Directions: Reproduce all of the listing below without alteration.

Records
▼▼▼

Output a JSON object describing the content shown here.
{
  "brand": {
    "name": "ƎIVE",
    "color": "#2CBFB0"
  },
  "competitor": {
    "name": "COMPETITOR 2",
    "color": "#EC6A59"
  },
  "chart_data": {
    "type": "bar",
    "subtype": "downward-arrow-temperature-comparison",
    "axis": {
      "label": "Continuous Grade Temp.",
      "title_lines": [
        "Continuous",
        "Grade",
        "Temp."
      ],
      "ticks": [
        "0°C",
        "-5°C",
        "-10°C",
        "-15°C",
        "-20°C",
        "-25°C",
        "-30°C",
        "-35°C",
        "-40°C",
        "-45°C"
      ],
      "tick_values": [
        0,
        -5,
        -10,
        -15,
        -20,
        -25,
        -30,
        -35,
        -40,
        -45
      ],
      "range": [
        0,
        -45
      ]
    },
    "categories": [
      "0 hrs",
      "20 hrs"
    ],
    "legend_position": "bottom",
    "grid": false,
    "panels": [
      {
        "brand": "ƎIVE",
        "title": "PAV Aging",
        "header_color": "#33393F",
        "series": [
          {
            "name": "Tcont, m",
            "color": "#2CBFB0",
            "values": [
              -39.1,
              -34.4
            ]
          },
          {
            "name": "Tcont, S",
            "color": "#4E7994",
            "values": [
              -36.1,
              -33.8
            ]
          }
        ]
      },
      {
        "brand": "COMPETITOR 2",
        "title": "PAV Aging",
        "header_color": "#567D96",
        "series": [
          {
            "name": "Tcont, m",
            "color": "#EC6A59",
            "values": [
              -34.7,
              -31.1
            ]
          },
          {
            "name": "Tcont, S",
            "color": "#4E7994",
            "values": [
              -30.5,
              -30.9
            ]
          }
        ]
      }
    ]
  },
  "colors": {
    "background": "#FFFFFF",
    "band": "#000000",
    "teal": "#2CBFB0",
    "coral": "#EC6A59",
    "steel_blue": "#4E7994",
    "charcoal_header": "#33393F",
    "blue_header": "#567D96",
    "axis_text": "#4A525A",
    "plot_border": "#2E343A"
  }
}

▲▲▲

Response:
Output a JSON object describing the content shown here.
{
  "brand": {
    "name": "ƎIVE",
    "color": "#2CBFB0"
  },
  "competitor": {
    "name": "COMPETITOR 2",
    "color": "#EC6A59"
  },
  "chart_data": {
    "type": "bar",
    "subtype": "downward-arrow-temperature-comparison",
    "axis": {
      "label": "Continuous Grade Temp.",
      "title_lines": [
        "Continuous",
        "Grade",
        "Temp."
      ],
      "ticks": [
        "0°C",
        "-5°C",
        "-10°C",
        "-15°C",
        "-20°C",
        "-25°C",
        "-30°C",
        "-35°C",
        "-40°C",
        "-45°C"
      ],
      "tick_values": [
        0,
        -5,
        -10,
        -15,
        -20,
        -25,
        -30,
        -35,
        -40,
        -45
      ],
      "range": [
        0,
        -45
      ]
    },
    "categories": [
      "0 hrs",
      "20 hrs"
    ],
    "legend_position": "bottom",
    "grid": false,
    "panels": [
      {
        "brand": "ƎIVE",
        "title": "PAV Aging",
        "header_color": "#33393F",
        "series": [
          {
            "name": "Tcont, m",
            "color": "#2CBFB0",
            "values": [
              -39.1,
              -34.4
            ]
          },
          {
            "name": "Tcont, S",
            "color": "#4E7994",
            "values": [
              -36.1,
              -33.8
            ]
          }
        ]
      },
      {
        "brand": "COMPETITOR 2",
        "title": "PAV Aging",
        "header_color": "#567D96",
        "series": [
          {
            "name": "Tcont, m",
            "color": "#EC6A59",
            "values": [
              -34.7,
              -31.1
            ]
          },
          {
            "name": "Tcont, S",
            "color": "#4E7994",
            "values": [
              -30.5,
              -30.9
            ]
          }
        ]
      }
    ]
  },
  "colors": {
    "background": "#FFFFFF",
    "band": "#000000",
    "teal": "#2CBFB0",
    "coral": "#EC6A59",
    "steel_blue": "#4E7994",
    "charcoal_header": "#33393F",
    "blue_header": "#567D96",
    "axis_text": "#4A525A",
    "plot_border": "#2E343A"
  }
}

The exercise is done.